[Directions]
Render the material as a JSON list of strings, one string per line. Start with the line containing "- data-label: 372: [482, 294, 499, 302]", go on through the line containing "- legend-label: Cheb: [298, 171, 322, 179]", and leave out any blank lines.

[The input]
## Start

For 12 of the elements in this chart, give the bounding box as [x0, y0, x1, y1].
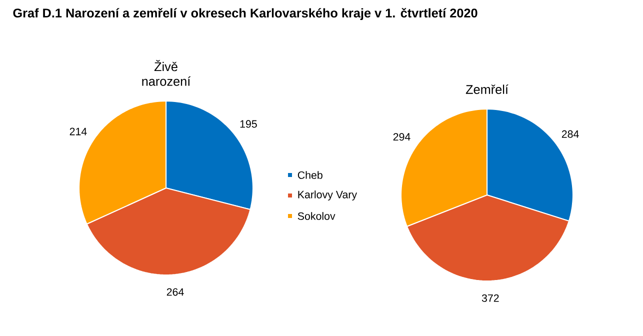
- data-label: 372: [482, 294, 499, 302]
- legend-label: Karlovy Vary: [298, 190, 358, 200]
- data-label: 214: [70, 128, 87, 136]
- data-label: 294: [393, 133, 410, 141]
- data-label: 264: [166, 288, 184, 296]
- legend-label: Sokolov: [298, 212, 336, 220]
- legend-label: Cheb: [298, 171, 322, 179]
- text: Graf D.1 Narození a zemřelí v okresech Karlovarského kraje v 1. čtvrtletí 2020: [13, 8, 478, 20]
- chart-title: Živě narození: [142, 60, 191, 86]
- chart-title: Zemřelí: [466, 84, 508, 94]
- data-label: 195: [240, 120, 257, 128]
- data-label: 284: [562, 130, 579, 138]
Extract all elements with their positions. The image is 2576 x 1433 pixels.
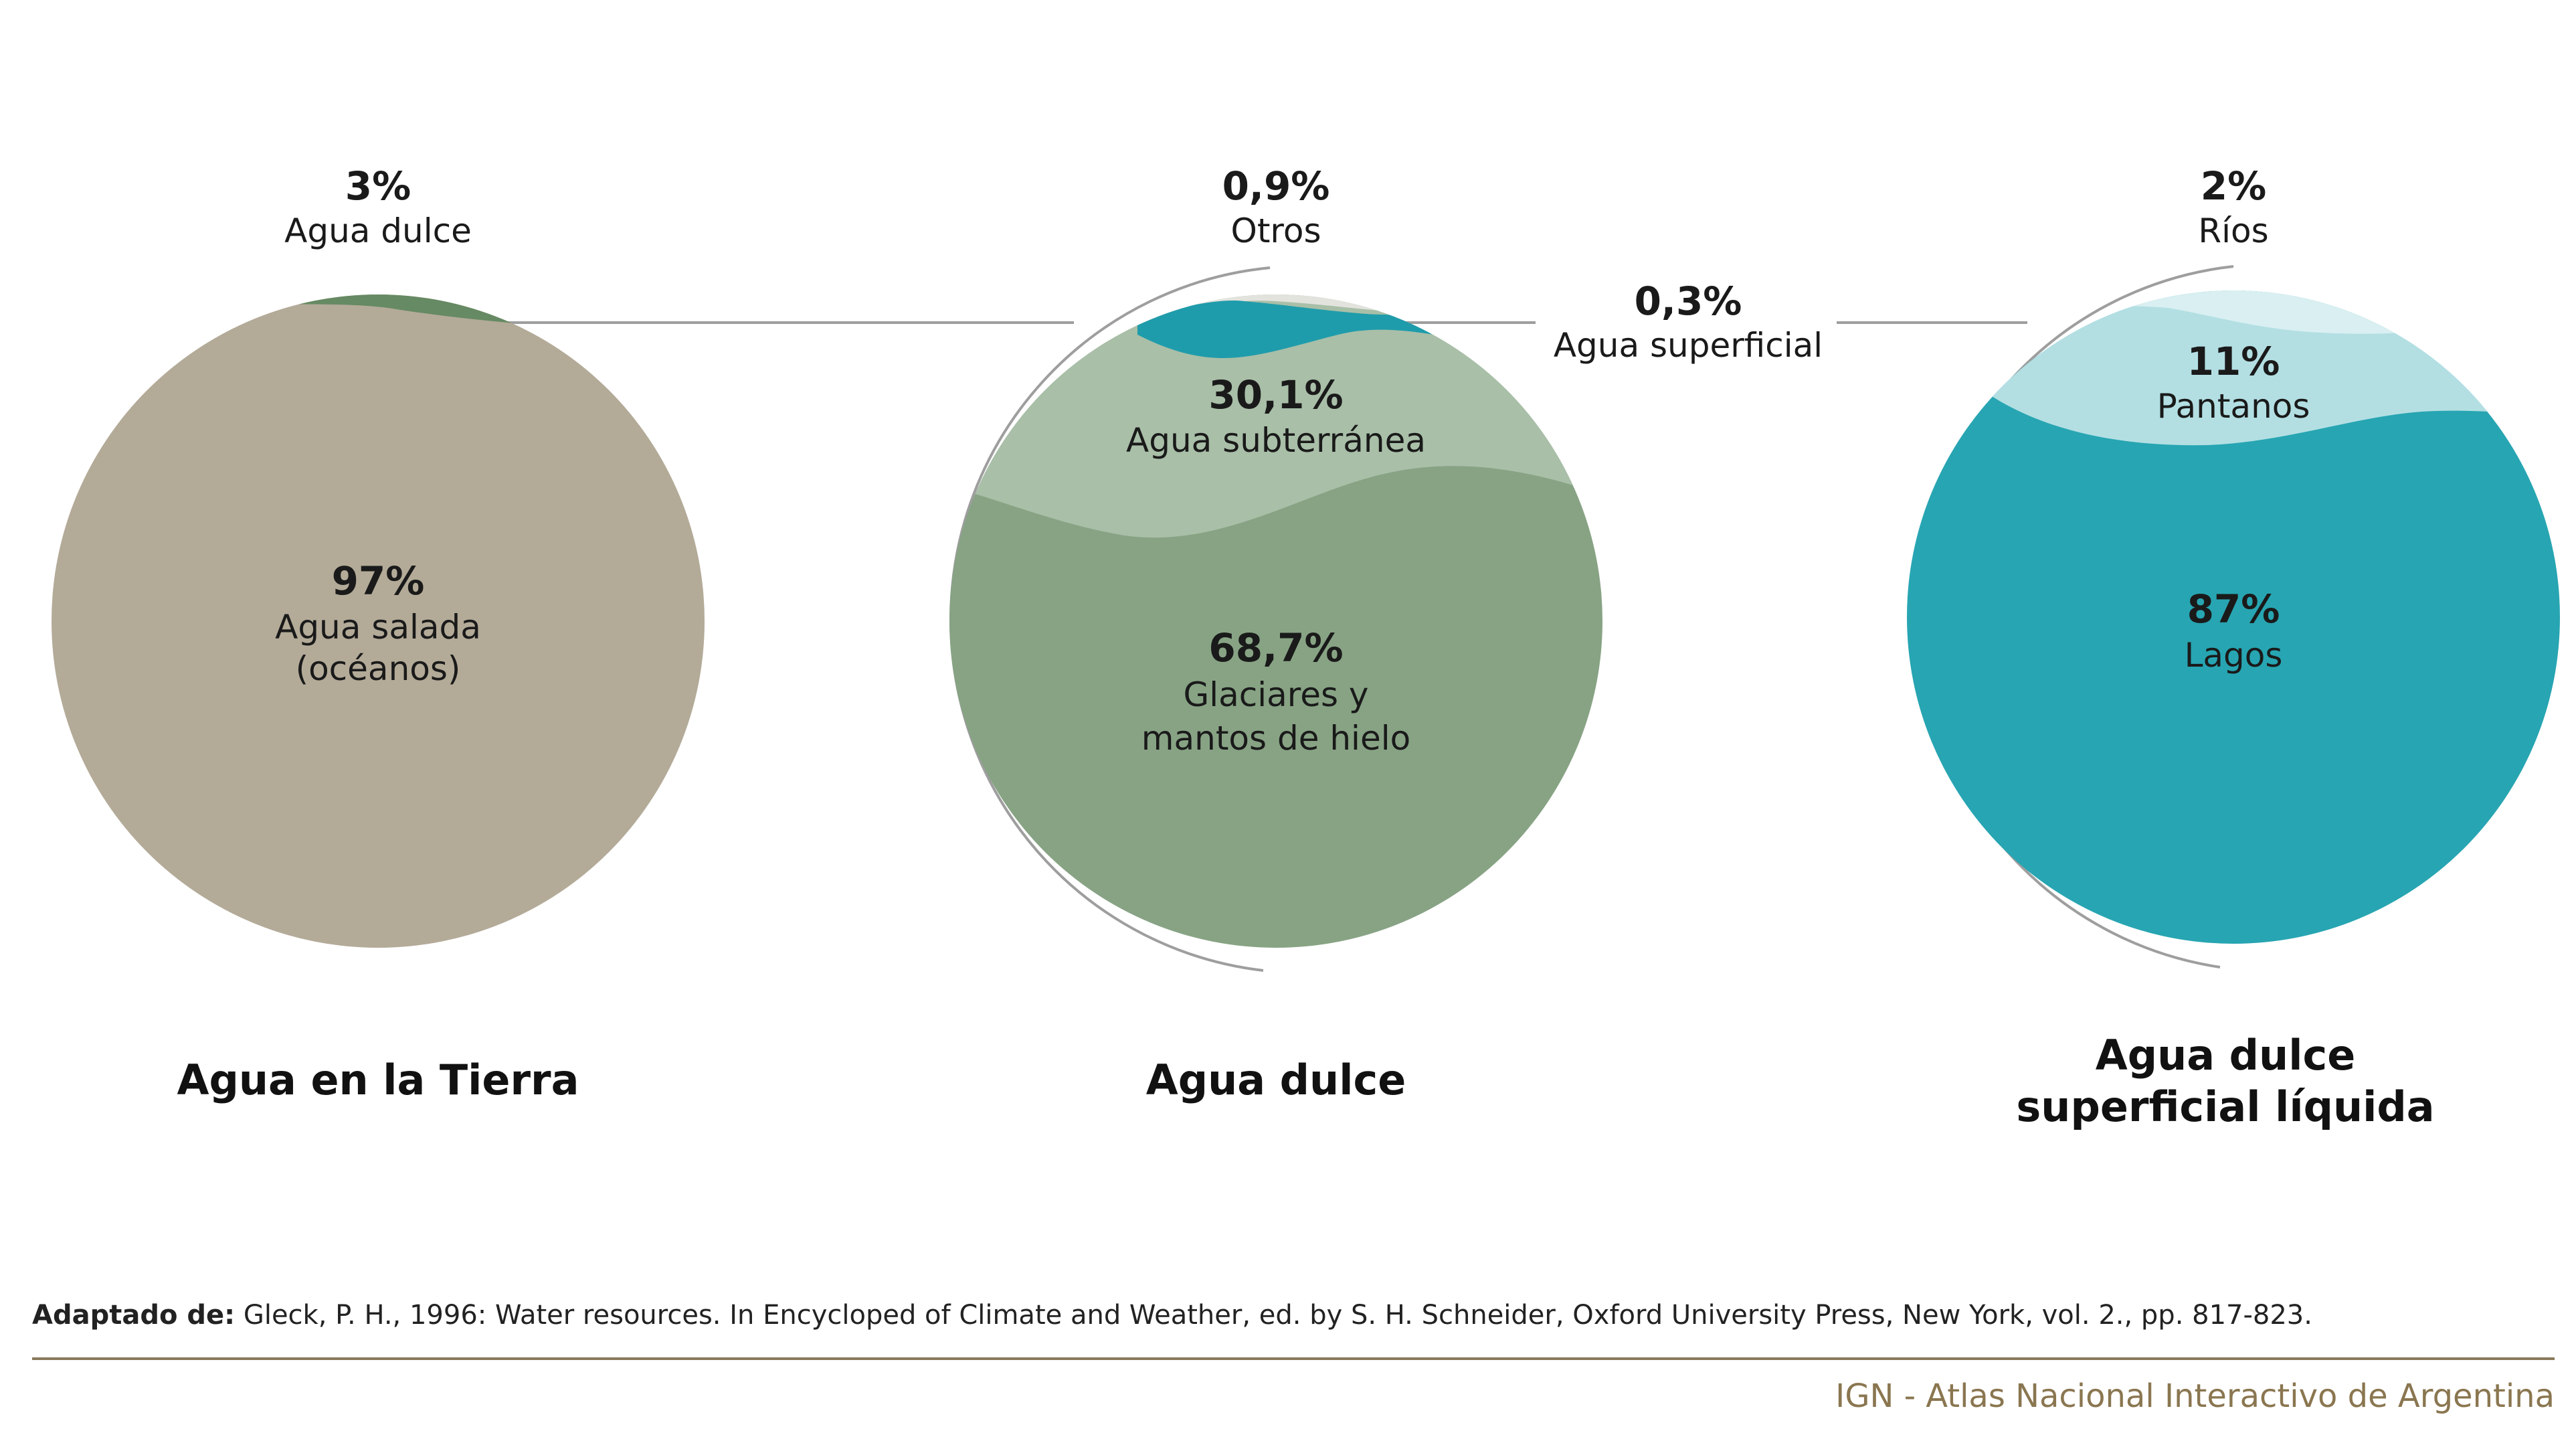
label-lagos-pct: 87% — [2187, 586, 2280, 632]
label-agua-dulce-pct: 3% — [345, 163, 411, 209]
label-glaciares-pct: 68,7% — [1208, 625, 1343, 671]
label-otros-name: Otros — [1230, 212, 1321, 250]
label-pantanos-name: Pantanos — [2157, 387, 2310, 426]
slice-agua-salada — [52, 294, 705, 948]
label-glaciares-line1: Glaciares y — [1183, 675, 1368, 714]
label-agua-superficial-pct: 0,3% — [1635, 278, 1742, 324]
label-glaciares-line2: mantos de hielo — [1141, 719, 1410, 758]
pie-agua-en-la-tierra — [52, 294, 705, 948]
title-agua-dulce: Agua dulce — [1146, 1056, 1406, 1104]
label-agua-subterranea-name: Agua subterránea — [1126, 421, 1426, 460]
label-agua-salada-pct: 97% — [332, 558, 425, 604]
label-rios-pct: 2% — [2201, 163, 2266, 209]
slice-agua-superficial — [1137, 301, 1472, 358]
footer-credit: IGN - Atlas Nacional Interactivo de Arge… — [1835, 1377, 2555, 1415]
label-agua-dulce-name: Agua dulce — [284, 212, 472, 250]
footer-divider — [32, 1357, 2555, 1360]
title-superficial-line1: Agua dulce — [2096, 1031, 2356, 1080]
title-superficial-line2: superficial líquida — [2016, 1082, 2434, 1131]
source-text: Gleck, P. H., 1996: Water resources. In … — [235, 1300, 2312, 1331]
label-otros-pct: 0,9% — [1222, 163, 1330, 209]
label-lagos-name: Lagos — [2185, 636, 2283, 675]
title-agua-en-la-tierra: Agua en la Tierra — [177, 1056, 579, 1104]
label-pantanos-pct: 11% — [2187, 339, 2280, 384]
label-agua-salada-line2: (océanos) — [296, 649, 461, 688]
source-citation: Adaptado de: Gleck, P. H., 1996: Water r… — [32, 1300, 2312, 1331]
label-agua-salada-line1: Agua salada — [275, 608, 481, 647]
source-prefix: Adaptado de: — [32, 1300, 236, 1331]
label-rios-name: Ríos — [2198, 212, 2268, 250]
label-agua-superficial-name: Agua superficial — [1554, 326, 1823, 365]
label-agua-subterranea-pct: 30,1% — [1208, 372, 1343, 418]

## End

[Complete answer]
[
  "- data-label: 372: [482, 294, 499, 302]",
  "- legend-label: Karlovy Vary: [298, 190, 358, 200]",
  "- data-label: 214: [70, 128, 87, 136]",
  "- data-label: 294: [393, 133, 410, 141]",
  "- data-label: 264: [166, 288, 184, 296]",
  "- legend-label: Sokolov: [298, 212, 336, 220]",
  "- legend-label: Cheb: [298, 171, 322, 179]"
]